EXERCISE DESCRIPTION |
Determine how many lines include "this". Give the number and nothing else.

DATASET |
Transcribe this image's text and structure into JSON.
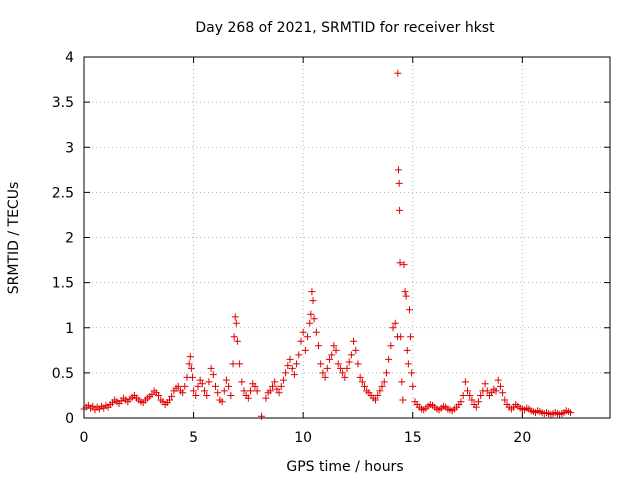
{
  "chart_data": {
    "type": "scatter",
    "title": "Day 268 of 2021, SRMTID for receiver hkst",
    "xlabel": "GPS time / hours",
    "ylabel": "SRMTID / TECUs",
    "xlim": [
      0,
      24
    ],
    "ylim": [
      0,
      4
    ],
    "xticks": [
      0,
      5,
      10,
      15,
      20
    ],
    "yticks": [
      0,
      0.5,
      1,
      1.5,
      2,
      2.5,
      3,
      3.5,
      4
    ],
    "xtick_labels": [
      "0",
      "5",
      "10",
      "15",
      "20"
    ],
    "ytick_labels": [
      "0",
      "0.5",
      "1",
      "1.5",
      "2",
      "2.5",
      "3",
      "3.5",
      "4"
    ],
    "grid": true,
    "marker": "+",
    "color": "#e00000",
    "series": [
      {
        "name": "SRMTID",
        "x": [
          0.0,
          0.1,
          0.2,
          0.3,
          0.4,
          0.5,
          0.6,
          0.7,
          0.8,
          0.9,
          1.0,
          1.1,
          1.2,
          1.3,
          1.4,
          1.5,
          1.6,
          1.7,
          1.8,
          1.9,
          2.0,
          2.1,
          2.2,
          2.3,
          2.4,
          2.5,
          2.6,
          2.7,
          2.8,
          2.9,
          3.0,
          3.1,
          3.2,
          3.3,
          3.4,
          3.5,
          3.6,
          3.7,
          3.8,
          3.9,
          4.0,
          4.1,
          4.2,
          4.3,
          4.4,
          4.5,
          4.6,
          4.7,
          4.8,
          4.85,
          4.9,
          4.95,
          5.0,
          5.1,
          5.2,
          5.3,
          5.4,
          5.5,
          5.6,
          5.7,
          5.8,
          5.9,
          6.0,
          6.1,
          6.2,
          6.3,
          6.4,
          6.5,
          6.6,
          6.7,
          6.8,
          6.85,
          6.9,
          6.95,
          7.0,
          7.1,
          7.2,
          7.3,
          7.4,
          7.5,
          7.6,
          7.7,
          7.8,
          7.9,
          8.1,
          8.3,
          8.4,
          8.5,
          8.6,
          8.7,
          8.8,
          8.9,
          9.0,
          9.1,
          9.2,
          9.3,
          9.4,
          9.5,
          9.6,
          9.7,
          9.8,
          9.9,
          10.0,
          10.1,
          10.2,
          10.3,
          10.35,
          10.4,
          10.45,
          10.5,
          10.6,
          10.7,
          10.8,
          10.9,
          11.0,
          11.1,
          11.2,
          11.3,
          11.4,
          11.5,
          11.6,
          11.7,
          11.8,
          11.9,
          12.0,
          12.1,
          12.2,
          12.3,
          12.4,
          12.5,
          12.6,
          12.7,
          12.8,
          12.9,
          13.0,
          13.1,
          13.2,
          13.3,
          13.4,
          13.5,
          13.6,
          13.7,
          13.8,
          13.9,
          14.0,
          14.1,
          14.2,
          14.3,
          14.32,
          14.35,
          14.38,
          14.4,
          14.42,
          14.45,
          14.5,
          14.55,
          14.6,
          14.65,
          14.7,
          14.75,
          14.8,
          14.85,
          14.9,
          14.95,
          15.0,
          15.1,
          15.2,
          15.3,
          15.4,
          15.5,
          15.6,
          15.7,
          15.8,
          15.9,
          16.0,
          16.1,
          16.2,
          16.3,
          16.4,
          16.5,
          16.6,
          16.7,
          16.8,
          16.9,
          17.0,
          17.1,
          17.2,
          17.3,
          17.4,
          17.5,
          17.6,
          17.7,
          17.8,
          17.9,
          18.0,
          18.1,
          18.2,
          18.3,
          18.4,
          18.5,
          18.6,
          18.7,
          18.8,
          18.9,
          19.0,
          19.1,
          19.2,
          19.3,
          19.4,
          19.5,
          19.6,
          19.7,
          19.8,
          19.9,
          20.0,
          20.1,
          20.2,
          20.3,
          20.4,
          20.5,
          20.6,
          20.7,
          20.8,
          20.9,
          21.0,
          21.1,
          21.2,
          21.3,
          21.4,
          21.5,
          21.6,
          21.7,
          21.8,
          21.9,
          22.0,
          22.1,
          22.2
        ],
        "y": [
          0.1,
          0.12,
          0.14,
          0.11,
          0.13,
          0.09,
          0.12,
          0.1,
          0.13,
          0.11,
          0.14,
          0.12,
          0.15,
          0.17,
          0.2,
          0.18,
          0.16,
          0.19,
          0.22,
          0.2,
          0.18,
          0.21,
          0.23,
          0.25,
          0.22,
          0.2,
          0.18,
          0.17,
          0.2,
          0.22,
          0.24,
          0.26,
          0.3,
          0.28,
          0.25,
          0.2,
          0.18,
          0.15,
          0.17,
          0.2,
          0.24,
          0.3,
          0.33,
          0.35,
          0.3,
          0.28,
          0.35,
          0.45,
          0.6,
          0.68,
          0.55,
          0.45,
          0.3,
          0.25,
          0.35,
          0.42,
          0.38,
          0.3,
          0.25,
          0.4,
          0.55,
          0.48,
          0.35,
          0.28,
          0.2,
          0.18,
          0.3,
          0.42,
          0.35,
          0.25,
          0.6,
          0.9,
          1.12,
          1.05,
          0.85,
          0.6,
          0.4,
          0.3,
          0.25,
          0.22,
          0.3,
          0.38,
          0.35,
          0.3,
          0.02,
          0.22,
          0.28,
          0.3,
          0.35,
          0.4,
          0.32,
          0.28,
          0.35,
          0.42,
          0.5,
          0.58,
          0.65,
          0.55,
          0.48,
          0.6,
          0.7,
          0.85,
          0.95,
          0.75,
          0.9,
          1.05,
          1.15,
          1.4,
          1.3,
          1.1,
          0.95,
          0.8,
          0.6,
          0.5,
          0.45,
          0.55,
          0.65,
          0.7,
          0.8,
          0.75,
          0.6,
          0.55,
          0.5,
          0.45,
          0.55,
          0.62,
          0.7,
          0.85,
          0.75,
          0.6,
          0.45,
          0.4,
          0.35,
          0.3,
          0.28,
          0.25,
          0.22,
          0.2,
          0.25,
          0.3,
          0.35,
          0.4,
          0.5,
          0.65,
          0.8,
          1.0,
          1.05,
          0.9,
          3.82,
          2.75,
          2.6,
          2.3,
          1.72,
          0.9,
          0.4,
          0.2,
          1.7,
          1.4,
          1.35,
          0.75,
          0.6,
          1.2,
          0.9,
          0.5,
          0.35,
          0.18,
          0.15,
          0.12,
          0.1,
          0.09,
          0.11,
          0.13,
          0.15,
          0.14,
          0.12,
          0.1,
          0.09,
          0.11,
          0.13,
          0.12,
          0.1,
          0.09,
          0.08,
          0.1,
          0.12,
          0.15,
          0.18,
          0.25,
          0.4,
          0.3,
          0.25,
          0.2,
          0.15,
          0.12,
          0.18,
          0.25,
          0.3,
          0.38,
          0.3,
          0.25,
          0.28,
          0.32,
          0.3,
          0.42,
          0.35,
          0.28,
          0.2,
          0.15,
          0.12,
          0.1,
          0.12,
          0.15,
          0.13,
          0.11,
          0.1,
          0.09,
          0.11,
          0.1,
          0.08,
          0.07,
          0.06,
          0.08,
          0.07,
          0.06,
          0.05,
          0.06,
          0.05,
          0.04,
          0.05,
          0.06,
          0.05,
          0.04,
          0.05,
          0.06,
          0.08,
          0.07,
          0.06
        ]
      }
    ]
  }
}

* * *

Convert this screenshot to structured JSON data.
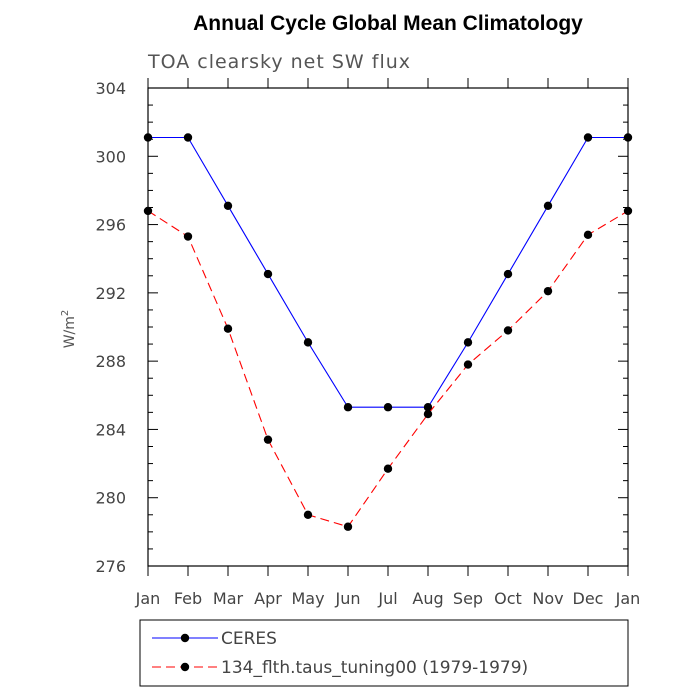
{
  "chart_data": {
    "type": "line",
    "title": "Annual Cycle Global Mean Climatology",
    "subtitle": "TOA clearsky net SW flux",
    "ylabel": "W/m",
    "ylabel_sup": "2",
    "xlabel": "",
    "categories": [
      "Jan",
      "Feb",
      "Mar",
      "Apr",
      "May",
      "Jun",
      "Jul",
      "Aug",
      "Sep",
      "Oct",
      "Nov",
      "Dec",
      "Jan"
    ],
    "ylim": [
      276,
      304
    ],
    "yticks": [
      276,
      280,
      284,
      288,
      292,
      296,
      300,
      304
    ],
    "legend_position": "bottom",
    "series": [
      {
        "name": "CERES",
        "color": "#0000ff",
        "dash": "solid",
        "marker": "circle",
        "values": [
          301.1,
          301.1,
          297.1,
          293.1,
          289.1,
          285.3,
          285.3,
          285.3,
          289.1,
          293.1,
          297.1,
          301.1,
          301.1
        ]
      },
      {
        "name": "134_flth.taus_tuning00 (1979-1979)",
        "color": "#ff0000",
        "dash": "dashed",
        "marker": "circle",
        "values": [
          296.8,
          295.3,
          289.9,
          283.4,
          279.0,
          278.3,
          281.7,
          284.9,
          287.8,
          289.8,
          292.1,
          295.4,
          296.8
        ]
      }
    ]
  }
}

ANSWER TO THE PROBLEM |
2